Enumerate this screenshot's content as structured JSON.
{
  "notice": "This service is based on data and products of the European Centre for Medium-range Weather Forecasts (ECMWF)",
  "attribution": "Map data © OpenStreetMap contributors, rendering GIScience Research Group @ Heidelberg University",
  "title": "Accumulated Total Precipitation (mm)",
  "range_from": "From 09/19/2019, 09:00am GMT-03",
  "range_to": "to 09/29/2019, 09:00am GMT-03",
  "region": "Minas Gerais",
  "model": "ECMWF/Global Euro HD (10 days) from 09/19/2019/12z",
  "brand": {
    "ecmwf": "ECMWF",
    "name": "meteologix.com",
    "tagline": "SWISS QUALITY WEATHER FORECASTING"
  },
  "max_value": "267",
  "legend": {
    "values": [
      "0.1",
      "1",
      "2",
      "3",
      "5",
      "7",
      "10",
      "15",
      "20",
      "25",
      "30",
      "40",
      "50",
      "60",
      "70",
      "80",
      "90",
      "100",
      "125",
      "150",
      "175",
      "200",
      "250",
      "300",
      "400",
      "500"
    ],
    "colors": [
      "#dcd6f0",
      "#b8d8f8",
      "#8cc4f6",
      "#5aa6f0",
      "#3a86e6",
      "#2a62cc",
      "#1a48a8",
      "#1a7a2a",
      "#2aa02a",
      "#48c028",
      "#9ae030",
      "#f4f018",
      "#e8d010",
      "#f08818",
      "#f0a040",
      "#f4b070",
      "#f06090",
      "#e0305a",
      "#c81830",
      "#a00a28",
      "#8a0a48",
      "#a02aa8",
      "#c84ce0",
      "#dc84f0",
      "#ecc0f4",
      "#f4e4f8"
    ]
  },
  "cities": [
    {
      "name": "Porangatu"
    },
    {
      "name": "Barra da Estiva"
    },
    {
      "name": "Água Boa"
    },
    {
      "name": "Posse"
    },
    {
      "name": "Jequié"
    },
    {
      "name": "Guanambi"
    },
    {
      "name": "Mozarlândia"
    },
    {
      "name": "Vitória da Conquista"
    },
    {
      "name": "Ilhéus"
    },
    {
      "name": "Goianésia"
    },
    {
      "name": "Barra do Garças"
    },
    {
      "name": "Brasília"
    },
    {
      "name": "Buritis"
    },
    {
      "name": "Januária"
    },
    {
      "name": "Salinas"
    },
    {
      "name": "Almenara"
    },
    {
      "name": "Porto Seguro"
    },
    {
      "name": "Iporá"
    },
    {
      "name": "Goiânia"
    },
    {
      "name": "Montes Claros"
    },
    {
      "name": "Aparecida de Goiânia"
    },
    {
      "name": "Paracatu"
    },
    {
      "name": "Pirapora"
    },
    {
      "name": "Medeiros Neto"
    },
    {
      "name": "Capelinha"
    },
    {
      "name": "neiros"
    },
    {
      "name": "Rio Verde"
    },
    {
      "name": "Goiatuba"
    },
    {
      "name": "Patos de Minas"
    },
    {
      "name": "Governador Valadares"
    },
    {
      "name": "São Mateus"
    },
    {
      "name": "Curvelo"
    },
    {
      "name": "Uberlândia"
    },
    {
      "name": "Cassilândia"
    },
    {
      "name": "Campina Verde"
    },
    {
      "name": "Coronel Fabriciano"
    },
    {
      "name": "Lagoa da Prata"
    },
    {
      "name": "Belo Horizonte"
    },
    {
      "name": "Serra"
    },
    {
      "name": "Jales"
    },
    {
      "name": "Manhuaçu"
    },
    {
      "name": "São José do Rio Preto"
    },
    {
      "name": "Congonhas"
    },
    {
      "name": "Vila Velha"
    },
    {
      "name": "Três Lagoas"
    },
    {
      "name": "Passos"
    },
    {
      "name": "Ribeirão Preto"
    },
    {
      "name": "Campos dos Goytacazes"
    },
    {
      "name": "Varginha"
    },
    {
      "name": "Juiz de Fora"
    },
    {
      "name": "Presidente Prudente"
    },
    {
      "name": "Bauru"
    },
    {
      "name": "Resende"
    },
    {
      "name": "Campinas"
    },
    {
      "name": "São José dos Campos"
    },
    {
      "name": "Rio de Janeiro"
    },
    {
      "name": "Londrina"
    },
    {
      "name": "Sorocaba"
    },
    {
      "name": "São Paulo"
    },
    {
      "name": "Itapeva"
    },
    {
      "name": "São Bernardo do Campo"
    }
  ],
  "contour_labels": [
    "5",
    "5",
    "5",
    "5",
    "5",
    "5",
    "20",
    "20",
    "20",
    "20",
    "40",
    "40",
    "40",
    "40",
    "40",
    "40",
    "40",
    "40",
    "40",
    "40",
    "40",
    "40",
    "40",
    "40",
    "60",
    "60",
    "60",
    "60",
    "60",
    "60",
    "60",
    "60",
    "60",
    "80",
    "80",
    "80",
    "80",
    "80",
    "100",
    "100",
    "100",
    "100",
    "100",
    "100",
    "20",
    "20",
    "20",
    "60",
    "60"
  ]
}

────────────────

» SET EXERCISE: List each line of the records that holds the string "José".

» FINISHED ANSWER:
      "name": "São José do Rio Preto"
      "name": "São José dos Campos"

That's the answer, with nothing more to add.